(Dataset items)
%%
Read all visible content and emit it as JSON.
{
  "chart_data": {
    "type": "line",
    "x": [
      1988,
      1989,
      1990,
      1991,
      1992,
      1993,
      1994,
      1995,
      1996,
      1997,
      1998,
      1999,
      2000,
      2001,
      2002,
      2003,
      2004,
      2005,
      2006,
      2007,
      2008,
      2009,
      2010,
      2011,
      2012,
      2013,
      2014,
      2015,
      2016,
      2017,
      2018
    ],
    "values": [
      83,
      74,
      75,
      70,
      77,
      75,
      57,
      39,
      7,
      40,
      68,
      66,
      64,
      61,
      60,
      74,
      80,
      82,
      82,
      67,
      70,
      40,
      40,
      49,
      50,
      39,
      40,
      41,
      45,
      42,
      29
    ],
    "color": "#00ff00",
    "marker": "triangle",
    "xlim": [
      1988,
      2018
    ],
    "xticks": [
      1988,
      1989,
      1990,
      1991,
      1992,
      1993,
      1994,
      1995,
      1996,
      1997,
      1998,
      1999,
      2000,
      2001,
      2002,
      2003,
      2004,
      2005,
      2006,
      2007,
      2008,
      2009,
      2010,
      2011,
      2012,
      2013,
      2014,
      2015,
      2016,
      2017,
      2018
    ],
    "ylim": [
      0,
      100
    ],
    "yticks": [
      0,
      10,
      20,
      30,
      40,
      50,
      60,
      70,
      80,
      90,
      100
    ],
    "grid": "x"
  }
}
%%
◆ Given exercise
Output the whole listing above again, word for word.

◆ Solution to the problem
Read all visible content and emit it as JSON.
{
  "chart_data": {
    "type": "line",
    "x": [
      1988,
      1989,
      1990,
      1991,
      1992,
      1993,
      1994,
      1995,
      1996,
      1997,
      1998,
      1999,
      2000,
      2001,
      2002,
      2003,
      2004,
      2005,
      2006,
      2007,
      2008,
      2009,
      2010,
      2011,
      2012,
      2013,
      2014,
      2015,
      2016,
      2017,
      2018
    ],
    "values": [
      83,
      74,
      75,
      70,
      77,
      75,
      57,
      39,
      7,
      40,
      68,
      66,
      64,
      61,
      60,
      74,
      80,
      82,
      82,
      67,
      70,
      40,
      40,
      49,
      50,
      39,
      40,
      41,
      45,
      42,
      29
    ],
    "color": "#00ff00",
    "marker": "triangle",
    "xlim": [
      1988,
      2018
    ],
    "xticks": [
      1988,
      1989,
      1990,
      1991,
      1992,
      1993,
      1994,
      1995,
      1996,
      1997,
      1998,
      1999,
      2000,
      2001,
      2002,
      2003,
      2004,
      2005,
      2006,
      2007,
      2008,
      2009,
      2010,
      2011,
      2012,
      2013,
      2014,
      2015,
      2016,
      2017,
      2018
    ],
    "ylim": [
      0,
      100
    ],
    "yticks": [
      0,
      10,
      20,
      30,
      40,
      50,
      60,
      70,
      80,
      90,
      100
    ],
    "grid": "x"
  }
}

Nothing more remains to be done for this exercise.